▶ **THE TASK**:
Count the lines below that contain the word "スマートバスマット", and reply with that number alone.

▶ **MATERIAL FOR THIS TASK**:

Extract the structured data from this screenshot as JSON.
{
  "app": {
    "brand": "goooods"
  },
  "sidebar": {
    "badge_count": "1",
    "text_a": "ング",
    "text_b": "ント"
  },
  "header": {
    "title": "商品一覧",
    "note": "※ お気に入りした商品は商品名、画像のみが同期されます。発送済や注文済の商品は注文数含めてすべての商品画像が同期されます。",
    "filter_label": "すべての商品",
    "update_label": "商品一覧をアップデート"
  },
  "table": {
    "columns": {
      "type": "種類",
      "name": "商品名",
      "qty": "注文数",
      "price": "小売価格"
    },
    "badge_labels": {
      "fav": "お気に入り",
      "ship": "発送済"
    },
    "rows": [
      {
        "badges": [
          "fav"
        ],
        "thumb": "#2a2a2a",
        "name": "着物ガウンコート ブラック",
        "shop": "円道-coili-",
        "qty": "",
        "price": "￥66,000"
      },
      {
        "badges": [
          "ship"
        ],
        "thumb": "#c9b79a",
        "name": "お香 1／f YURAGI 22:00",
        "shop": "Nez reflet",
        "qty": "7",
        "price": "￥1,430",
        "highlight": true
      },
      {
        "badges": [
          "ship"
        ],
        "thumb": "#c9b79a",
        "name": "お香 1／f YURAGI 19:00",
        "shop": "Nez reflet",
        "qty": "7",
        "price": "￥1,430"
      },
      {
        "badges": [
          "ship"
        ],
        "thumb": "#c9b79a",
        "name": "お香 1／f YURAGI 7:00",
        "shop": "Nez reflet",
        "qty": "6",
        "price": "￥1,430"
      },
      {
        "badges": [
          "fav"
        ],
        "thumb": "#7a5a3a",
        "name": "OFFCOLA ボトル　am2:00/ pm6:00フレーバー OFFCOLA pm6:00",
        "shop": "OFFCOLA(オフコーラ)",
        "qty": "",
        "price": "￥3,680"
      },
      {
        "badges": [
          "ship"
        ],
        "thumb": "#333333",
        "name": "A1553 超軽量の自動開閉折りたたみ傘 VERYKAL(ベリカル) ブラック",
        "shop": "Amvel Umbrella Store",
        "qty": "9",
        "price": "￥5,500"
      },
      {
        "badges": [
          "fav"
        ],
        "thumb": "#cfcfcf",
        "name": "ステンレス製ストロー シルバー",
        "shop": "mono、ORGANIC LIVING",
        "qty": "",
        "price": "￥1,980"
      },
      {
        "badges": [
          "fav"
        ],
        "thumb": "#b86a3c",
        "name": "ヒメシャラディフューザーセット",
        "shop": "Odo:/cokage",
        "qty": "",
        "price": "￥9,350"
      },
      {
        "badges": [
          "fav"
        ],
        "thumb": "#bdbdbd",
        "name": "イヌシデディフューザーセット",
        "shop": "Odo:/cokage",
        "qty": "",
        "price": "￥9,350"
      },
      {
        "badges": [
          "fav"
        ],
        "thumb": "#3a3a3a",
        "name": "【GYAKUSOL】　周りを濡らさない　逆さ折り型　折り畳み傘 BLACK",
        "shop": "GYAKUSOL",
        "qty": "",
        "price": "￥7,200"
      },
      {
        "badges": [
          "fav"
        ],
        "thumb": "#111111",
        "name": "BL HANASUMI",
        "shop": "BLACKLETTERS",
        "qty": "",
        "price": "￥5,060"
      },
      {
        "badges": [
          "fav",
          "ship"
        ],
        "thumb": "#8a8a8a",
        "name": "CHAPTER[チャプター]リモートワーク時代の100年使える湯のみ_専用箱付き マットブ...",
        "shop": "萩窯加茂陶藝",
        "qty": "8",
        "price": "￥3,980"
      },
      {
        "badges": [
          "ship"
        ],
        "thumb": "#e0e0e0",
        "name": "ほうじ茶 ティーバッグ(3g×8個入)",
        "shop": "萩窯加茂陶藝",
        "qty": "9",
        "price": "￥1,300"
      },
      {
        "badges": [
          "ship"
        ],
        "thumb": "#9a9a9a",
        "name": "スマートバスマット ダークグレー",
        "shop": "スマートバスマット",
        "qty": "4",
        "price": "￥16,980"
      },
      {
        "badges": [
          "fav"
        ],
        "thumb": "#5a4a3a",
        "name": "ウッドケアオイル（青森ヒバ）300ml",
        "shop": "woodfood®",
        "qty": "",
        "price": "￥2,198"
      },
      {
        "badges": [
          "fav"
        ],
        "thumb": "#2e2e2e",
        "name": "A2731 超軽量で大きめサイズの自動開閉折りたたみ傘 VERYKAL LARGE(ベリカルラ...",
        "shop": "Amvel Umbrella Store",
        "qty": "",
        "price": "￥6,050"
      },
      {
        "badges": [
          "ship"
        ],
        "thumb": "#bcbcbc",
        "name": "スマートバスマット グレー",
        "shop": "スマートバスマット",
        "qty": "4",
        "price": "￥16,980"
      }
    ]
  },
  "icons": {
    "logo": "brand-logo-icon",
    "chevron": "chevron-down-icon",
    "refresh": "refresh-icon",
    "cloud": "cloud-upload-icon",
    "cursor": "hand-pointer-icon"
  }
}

▶ **ANSWER TO THE EXERCISE**:
4